**Required work**
Each entry below is to be given again word for word, with no pictures.
** Start Given records **
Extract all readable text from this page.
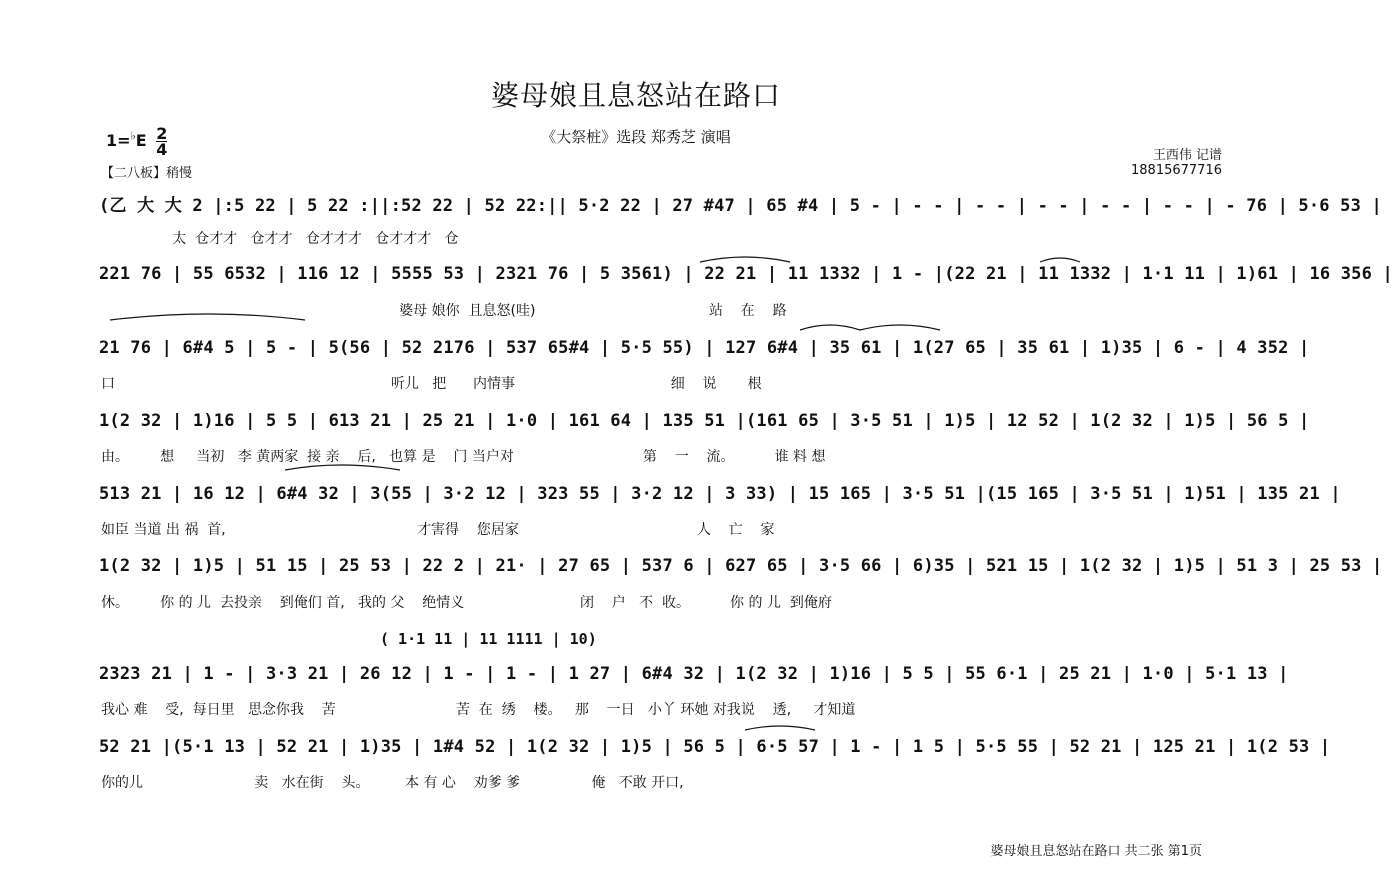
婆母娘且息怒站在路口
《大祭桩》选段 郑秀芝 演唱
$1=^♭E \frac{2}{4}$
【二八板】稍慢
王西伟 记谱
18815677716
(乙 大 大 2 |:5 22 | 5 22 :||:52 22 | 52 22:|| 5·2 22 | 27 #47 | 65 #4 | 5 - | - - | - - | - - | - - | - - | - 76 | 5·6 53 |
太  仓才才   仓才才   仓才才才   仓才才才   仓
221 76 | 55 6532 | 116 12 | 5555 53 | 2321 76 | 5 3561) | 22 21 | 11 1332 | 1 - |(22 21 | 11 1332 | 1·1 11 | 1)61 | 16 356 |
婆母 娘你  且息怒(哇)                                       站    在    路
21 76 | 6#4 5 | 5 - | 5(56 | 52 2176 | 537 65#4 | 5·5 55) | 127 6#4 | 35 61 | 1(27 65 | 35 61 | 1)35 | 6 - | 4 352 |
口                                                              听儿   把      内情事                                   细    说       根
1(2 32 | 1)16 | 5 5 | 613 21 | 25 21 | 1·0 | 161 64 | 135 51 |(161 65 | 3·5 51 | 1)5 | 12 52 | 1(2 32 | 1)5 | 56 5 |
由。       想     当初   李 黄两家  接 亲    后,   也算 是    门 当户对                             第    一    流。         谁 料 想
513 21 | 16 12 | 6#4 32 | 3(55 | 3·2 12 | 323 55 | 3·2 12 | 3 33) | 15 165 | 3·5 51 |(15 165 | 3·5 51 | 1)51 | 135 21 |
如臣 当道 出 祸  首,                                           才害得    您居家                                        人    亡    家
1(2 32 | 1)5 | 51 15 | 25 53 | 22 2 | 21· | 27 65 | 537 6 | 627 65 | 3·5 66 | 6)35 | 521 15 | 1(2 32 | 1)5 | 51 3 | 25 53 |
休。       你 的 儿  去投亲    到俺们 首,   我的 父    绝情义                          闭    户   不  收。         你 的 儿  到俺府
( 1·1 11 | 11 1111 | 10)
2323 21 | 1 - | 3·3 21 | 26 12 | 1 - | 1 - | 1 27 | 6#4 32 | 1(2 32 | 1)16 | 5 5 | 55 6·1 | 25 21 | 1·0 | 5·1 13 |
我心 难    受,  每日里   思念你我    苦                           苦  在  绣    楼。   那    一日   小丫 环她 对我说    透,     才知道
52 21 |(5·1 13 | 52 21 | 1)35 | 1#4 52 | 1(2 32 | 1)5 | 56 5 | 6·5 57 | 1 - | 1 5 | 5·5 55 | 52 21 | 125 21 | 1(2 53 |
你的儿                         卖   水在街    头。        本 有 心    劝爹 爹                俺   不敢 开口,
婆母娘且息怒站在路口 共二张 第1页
** End Given records **
**Complete answer**
Extract all readable text from this page.
婆母娘且息怒站在路口
《大祭桩》选段 郑秀芝 演唱
$1=^♭E \frac{2}{4}$
【二八板】稍慢
王西伟 记谱
18815677716
(乙 大 大 2 |:5 22 | 5 22 :||:52 22 | 52 22:|| 5·2 22 | 27 #47 | 65 #4 | 5 - | - - | - - | - - | - - | - - | - 76 | 5·6 53 |
太  仓才才   仓才才   仓才才才   仓才才才   仓
221 76 | 55 6532 | 116 12 | 5555 53 | 2321 76 | 5 3561) | 22 21 | 11 1332 | 1 - |(22 21 | 11 1332 | 1·1 11 | 1)61 | 16 356 |
婆母 娘你  且息怒(哇)                                       站    在    路
21 76 | 6#4 5 | 5 - | 5(56 | 52 2176 | 537 65#4 | 5·5 55) | 127 6#4 | 35 61 | 1(27 65 | 35 61 | 1)35 | 6 - | 4 352 |
口                                                              听儿   把      内情事                                   细    说       根
1(2 32 | 1)16 | 5 5 | 613 21 | 25 21 | 1·0 | 161 64 | 135 51 |(161 65 | 3·5 51 | 1)5 | 12 52 | 1(2 32 | 1)5 | 56 5 |
由。       想     当初   李 黄两家  接 亲    后,   也算 是    门 当户对                             第    一    流。         谁 料 想
513 21 | 16 12 | 6#4 32 | 3(55 | 3·2 12 | 323 55 | 3·2 12 | 3 33) | 15 165 | 3·5 51 |(15 165 | 3·5 51 | 1)51 | 135 21 |
如臣 当道 出 祸  首,                                           才害得    您居家                                        人    亡    家
1(2 32 | 1)5 | 51 15 | 25 53 | 22 2 | 21· | 27 65 | 537 6 | 627 65 | 3·5 66 | 6)35 | 521 15 | 1(2 32 | 1)5 | 51 3 | 25 53 |
休。       你 的 儿  去投亲    到俺们 首,   我的 父    绝情义                          闭    户   不  收。         你 的 儿  到俺府
( 1·1 11 | 11 1111 | 10)
2323 21 | 1 - | 3·3 21 | 26 12 | 1 - | 1 - | 1 27 | 6#4 32 | 1(2 32 | 1)16 | 5 5 | 55 6·1 | 25 21 | 1·0 | 5·1 13 |
我心 难    受,  每日里   思念你我    苦                           苦  在  绣    楼。   那    一日   小丫 环她 对我说    透,     才知道
52 21 |(5·1 13 | 52 21 | 1)35 | 1#4 52 | 1(2 32 | 1)5 | 56 5 | 6·5 57 | 1 - | 1 5 | 5·5 55 | 52 21 | 125 21 | 1(2 53 |
你的儿                         卖   水在街    头。        本 有 心    劝爹 爹                俺   不敢 开口,
婆母娘且息怒站在路口 共二张 第1页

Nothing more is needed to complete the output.